START PROVIDED RECORDS

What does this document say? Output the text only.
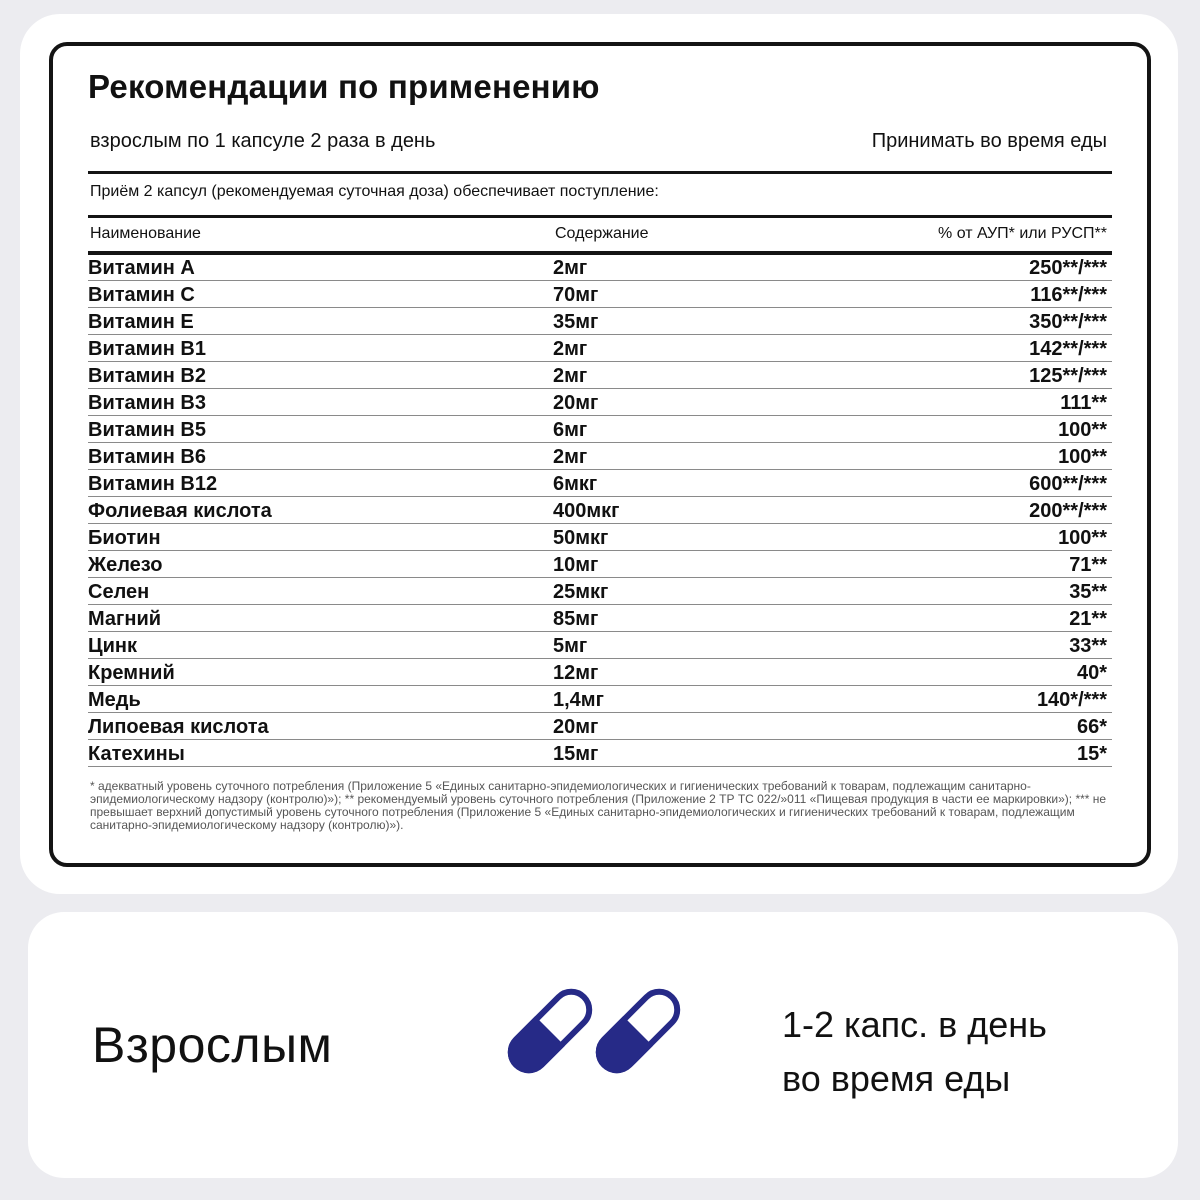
Рекомендации по применению
взрослым по 1 капсуле 2 раза в день	Принимать во время еды
Приём 2 капсул (рекомендуемая суточная доза) обеспечивает поступление:
Наименование	Содержание	% от АУП* или РУСП**
Витамин А	2мг	250**/***
Витамин С	70мг	116**/***
Витамин Е	35мг	350**/***
Витамин В1	2мг	142**/***
Витамин В2	2мг	125**/***
Витамин В3	20мг	111**
Витамин В5	6мг	100**
Витамин В6	2мг	100**
Витамин В12	6мкг	600**/***
Фолиевая кислота	400мкг	200**/***
Биотин	50мкг	100**
Железо	10мг	71**
Селен	25мкг	35**
Магний	85мг	21**
Цинк	5мг	33**
Кремний	12мг	40*
Медь	1,4мг	140*/***
Липоевая кислота	20мг	66*
Катехины	15мг	15*
* адекватный уровень суточного потребления (Приложение 5 «Единых санитарно-эпидемиологических и гигиенических требований к товарам, подлежащим санитарно-эпидемиологическому надзору (контролю)»); ** рекомендуемый уровень суточного потребления (Приложение 2 ТР ТС 022/»011 «Пищевая продукция в части ее маркировки»); *** не превышает верхний допустимый уровень суточного потребления (Приложение 5 «Единых санитарно-эпидемиологических и гигиенических требований к товарам, подлежащим санитарно-эпидемиологическому надзору (контролю)»).
Взрослым	1-2 капс. в день
во время еды
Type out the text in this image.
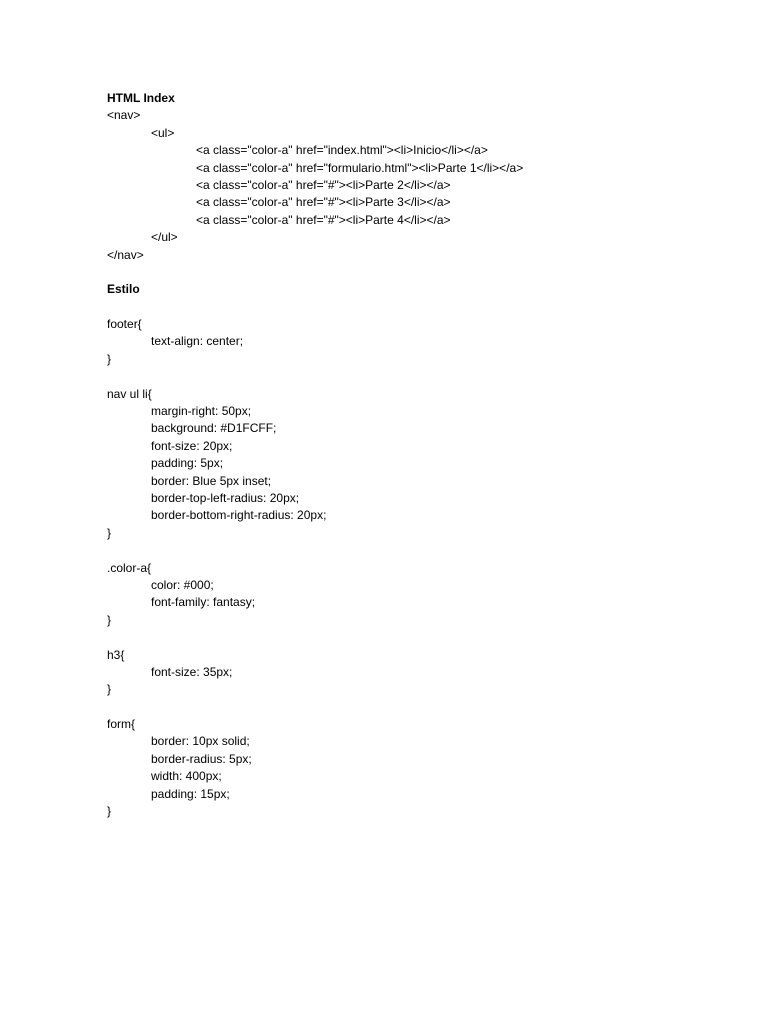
HTML Index
<nav>
<ul>
<a class="color-a" href="index.html"><li>Inicio</li></a>
<a class="color-a" href="formulario.html"><li>Parte 1</li></a>
<a class="color-a" href="#"><li>Parte 2</li></a>
<a class="color-a" href="#"><li>Parte 3</li></a>
<a class="color-a" href="#"><li>Parte 4</li></a>
</ul>
</nav>
Estilo
footer{
text-align: center;
}
nav ul li{
margin-right: 50px;
background: #D1FCFF;
font-size: 20px;
padding: 5px;
border: Blue 5px inset;
border-top-left-radius: 20px;
border-bottom-right-radius: 20px;
}
.color-a{
color: #000;
font-family: fantasy;
}
h3{
font-size: 35px;
}
form{
border: 10px solid;
border-radius: 5px;
width: 400px;
padding: 15px;
}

END PROVIDED RECORDS

Extract the entries in full, exactly as they are, minus the pictures.

SOLVED PROBLEM>
What does this document say? Output the text only.
Рекомендации по применению
взрослым по 1 капсуле 2 раза в день	Принимать во время еды
Приём 2 капсул (рекомендуемая суточная доза) обеспечивает поступление:
Наименование	Содержание	% от АУП* или РУСП**
Витамин А	2мг	250**/***
Витамин С	70мг	116**/***
Витамин Е	35мг	350**/***
Витамин В1	2мг	142**/***
Витамин В2	2мг	125**/***
Витамин В3	20мг	111**
Витамин В5	6мг	100**
Витамин В6	2мг	100**
Витамин В12	6мкг	600**/***
Фолиевая кислота	400мкг	200**/***
Биотин	50мкг	100**
Железо	10мг	71**
Селен	25мкг	35**
Магний	85мг	21**
Цинк	5мг	33**
Кремний	12мг	40*
Медь	1,4мг	140*/***
Липоевая кислота	20мг	66*
Катехины	15мг	15*
* адекватный уровень суточного потребления (Приложение 5 «Единых санитарно-эпидемиологических и гигиенических требований к товарам, подлежащим санитарно-эпидемиологическому надзору (контролю)»); ** рекомендуемый уровень суточного потребления (Приложение 2 ТР ТС 022/»011 «Пищевая продукция в части ее маркировки»); *** не превышает верхний допустимый уровень суточного потребления (Приложение 5 «Единых санитарно-эпидемиологических и гигиенических требований к товарам, подлежащим санитарно-эпидемиологическому надзору (контролю)»).
Взрослым	1-2 капс. в день
во время еды
Type out the text in this image.
HTML Index
<nav>
<ul>
<a class="color-a" href="index.html"><li>Inicio</li></a>
<a class="color-a" href="formulario.html"><li>Parte 1</li></a>
<a class="color-a" href="#"><li>Parte 2</li></a>
<a class="color-a" href="#"><li>Parte 3</li></a>
<a class="color-a" href="#"><li>Parte 4</li></a>
</ul>
</nav>
Estilo
footer{
text-align: center;
}
nav ul li{
margin-right: 50px;
background: #D1FCFF;
font-size: 20px;
padding: 5px;
border: Blue 5px inset;
border-top-left-radius: 20px;
border-bottom-right-radius: 20px;
}
.color-a{
color: #000;
font-family: fantasy;
}
h3{
font-size: 35px;
}
form{
border: 10px solid;
border-radius: 5px;
width: 400px;
padding: 15px;
}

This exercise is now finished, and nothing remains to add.